| Work to complete |
Pull out every line below holding the word "JSON".

| Input material |

· · · · · · ·

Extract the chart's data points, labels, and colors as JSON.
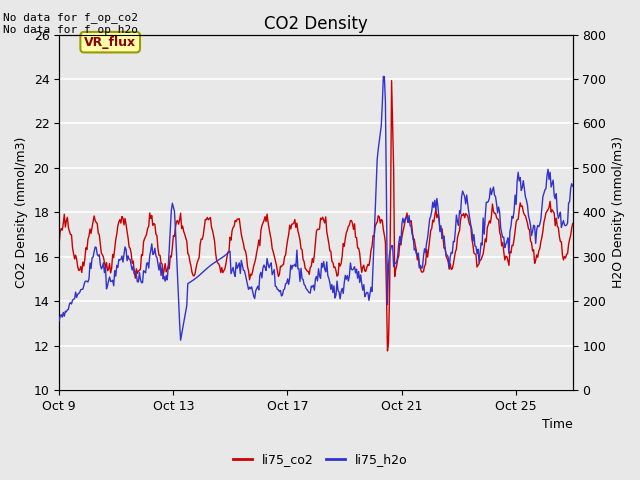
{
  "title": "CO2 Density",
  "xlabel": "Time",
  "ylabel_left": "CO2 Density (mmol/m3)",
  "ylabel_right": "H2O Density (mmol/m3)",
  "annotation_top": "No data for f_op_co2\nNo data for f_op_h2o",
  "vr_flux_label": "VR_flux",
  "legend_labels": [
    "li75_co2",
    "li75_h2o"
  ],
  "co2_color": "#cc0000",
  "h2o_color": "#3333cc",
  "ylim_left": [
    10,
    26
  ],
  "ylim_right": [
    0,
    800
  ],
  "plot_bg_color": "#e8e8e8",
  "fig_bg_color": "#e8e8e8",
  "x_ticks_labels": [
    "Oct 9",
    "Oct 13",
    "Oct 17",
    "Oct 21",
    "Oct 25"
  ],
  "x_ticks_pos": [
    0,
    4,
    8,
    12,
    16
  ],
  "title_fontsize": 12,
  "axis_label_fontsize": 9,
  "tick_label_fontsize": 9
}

· · · · · · ·

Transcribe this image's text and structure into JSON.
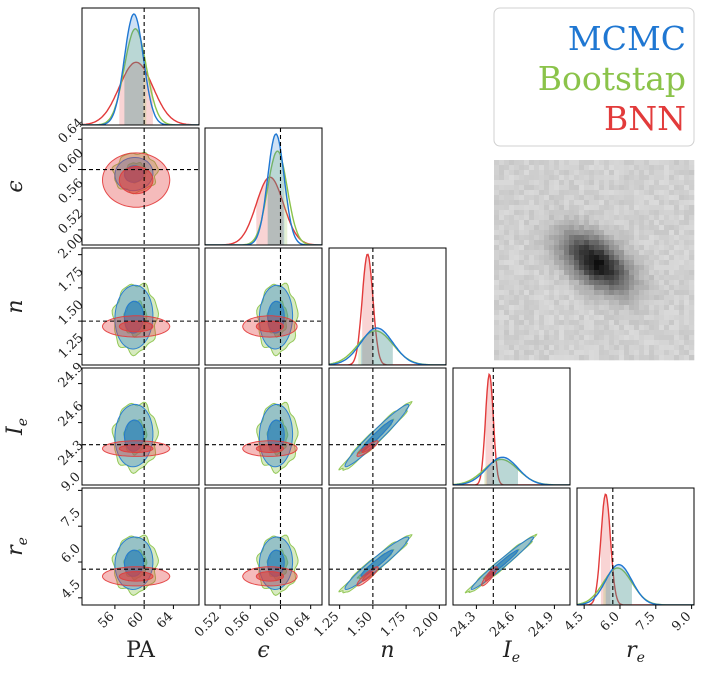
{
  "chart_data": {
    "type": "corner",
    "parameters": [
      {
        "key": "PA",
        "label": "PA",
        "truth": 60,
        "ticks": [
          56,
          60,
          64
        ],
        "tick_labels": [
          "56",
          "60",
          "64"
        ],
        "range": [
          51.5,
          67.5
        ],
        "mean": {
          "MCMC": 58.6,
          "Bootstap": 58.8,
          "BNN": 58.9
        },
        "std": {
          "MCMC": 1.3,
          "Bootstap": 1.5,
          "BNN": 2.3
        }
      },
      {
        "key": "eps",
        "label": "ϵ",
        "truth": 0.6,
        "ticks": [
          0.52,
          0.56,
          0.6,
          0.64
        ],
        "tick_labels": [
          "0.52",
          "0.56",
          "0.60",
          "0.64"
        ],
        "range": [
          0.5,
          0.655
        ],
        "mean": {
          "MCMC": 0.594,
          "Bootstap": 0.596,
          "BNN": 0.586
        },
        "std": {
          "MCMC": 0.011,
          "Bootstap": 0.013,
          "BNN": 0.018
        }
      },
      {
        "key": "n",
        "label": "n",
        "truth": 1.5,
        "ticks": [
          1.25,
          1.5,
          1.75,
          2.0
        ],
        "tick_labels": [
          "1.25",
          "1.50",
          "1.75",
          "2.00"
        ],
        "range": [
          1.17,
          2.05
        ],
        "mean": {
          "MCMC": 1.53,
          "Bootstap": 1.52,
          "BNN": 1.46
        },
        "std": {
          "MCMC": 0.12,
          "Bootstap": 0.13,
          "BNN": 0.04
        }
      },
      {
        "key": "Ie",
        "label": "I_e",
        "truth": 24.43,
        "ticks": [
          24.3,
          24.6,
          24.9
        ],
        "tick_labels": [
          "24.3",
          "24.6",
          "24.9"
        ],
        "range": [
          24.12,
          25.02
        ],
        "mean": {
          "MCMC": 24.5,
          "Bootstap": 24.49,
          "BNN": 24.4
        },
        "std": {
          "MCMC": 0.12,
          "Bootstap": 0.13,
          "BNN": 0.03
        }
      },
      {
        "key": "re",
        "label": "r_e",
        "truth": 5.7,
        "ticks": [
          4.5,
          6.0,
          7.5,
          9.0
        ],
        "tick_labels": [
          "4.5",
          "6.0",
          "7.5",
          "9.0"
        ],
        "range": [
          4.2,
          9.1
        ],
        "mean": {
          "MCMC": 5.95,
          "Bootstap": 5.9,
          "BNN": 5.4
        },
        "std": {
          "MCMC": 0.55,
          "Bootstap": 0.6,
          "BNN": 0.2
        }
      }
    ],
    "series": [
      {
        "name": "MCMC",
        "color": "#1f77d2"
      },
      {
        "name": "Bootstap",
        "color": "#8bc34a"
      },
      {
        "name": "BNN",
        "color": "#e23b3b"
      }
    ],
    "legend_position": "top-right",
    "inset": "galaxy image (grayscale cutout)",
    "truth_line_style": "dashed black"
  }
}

· · · · · · ·

| Response to this task |
Extract the chart's data points, labels, and colors as JSON.
Transcribe this image's text and structure into JSON.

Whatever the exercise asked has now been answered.